Exercise aim: Check each line of the records below and collect those holding "Gray".

Dataset extract:

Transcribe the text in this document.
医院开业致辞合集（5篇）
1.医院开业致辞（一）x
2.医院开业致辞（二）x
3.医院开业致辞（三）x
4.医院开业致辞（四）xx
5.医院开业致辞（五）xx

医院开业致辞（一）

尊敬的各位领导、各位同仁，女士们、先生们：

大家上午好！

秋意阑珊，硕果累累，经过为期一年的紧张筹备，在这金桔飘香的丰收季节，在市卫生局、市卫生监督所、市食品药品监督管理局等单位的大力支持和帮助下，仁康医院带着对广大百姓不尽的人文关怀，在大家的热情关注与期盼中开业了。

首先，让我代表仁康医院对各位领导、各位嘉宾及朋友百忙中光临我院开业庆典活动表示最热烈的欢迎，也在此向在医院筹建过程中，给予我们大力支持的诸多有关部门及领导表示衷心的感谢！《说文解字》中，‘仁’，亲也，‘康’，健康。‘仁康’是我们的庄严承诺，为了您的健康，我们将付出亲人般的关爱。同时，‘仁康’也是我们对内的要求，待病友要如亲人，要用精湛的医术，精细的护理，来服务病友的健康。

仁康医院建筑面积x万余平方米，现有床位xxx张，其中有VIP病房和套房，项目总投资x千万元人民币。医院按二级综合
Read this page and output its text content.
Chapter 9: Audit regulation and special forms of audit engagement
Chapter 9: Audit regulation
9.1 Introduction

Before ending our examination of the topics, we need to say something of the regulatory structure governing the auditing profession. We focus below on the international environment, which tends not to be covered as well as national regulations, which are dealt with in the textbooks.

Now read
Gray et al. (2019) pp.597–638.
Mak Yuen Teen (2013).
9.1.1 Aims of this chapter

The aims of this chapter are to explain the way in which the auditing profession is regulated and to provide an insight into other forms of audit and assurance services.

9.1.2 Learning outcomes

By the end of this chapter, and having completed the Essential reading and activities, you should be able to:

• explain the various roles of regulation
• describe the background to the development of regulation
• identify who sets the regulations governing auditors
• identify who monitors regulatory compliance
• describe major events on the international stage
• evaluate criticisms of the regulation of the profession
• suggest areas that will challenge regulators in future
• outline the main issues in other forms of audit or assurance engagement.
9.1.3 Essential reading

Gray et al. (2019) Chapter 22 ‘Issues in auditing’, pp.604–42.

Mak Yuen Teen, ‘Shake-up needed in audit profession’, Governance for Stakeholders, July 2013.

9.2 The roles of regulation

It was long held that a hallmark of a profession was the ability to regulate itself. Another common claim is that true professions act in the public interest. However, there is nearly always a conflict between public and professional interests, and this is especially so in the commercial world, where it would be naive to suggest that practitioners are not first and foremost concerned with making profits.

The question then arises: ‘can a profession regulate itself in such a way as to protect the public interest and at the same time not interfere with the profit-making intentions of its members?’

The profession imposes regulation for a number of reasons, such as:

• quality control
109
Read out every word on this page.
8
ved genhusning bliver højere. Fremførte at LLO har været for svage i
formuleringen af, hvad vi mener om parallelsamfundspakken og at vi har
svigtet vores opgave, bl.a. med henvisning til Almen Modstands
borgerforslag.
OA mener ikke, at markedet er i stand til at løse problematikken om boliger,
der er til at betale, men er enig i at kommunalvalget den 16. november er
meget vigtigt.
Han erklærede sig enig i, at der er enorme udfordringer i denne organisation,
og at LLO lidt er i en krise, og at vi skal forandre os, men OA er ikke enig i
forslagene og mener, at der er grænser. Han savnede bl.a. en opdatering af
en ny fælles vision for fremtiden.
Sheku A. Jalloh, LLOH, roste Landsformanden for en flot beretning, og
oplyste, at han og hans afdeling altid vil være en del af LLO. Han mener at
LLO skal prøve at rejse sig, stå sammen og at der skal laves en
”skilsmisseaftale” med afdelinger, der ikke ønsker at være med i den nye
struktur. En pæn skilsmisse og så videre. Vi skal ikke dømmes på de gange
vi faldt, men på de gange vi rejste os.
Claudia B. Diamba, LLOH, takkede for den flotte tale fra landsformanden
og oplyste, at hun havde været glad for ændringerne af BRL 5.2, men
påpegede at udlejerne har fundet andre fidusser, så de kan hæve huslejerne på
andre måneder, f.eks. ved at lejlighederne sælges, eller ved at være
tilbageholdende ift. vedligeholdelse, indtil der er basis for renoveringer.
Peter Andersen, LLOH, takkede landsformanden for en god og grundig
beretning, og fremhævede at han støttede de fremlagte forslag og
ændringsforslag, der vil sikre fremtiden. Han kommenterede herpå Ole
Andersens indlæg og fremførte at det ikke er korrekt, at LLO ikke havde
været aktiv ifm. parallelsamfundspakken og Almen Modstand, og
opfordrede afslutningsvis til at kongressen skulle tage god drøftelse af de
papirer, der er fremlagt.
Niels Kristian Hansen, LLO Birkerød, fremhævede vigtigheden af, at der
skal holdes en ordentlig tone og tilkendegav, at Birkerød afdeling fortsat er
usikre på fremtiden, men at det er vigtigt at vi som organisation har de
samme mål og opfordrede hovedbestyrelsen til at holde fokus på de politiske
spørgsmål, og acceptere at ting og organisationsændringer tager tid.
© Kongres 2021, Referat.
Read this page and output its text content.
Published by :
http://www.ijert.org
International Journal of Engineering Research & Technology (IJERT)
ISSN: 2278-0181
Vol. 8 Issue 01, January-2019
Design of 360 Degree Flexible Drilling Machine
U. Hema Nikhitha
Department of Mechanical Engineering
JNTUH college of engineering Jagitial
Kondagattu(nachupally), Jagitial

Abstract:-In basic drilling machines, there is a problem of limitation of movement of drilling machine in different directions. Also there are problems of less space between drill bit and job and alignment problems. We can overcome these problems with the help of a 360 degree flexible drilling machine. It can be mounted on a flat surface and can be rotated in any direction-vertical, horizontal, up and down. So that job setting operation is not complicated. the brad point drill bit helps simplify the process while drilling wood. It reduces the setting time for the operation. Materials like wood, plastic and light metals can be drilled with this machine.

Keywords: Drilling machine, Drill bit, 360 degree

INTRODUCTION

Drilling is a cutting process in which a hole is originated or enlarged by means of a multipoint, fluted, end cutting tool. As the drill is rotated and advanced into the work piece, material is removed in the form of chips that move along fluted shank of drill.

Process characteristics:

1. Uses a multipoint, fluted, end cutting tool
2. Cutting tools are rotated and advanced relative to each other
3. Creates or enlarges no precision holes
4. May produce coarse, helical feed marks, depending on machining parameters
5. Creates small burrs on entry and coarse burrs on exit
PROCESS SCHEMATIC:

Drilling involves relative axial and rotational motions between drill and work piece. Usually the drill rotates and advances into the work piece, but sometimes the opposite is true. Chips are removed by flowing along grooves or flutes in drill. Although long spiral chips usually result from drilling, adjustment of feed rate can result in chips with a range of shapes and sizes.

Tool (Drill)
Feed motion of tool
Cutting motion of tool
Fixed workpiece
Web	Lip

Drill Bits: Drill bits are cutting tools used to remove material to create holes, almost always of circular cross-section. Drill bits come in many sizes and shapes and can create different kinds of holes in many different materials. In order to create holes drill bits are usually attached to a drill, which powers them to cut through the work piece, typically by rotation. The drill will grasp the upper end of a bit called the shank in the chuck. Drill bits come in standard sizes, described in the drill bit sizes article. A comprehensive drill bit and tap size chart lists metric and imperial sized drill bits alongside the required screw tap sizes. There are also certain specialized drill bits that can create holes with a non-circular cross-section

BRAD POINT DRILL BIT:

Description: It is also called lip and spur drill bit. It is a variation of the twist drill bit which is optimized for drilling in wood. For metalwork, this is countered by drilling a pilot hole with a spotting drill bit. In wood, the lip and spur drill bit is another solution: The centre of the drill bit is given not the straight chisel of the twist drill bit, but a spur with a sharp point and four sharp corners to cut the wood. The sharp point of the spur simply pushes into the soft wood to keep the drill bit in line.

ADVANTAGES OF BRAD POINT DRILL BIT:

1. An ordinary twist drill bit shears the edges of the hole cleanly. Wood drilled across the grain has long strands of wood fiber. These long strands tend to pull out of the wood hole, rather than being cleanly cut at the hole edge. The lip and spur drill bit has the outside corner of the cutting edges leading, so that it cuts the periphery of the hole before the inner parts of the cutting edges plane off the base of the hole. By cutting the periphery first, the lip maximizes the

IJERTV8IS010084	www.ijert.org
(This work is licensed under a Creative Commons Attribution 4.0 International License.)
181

Response:
Gray et al. (2019) pp.597–638.
Gray et al. (2019) Chapter 22 ‘Issues in auditing’, pp.604–42.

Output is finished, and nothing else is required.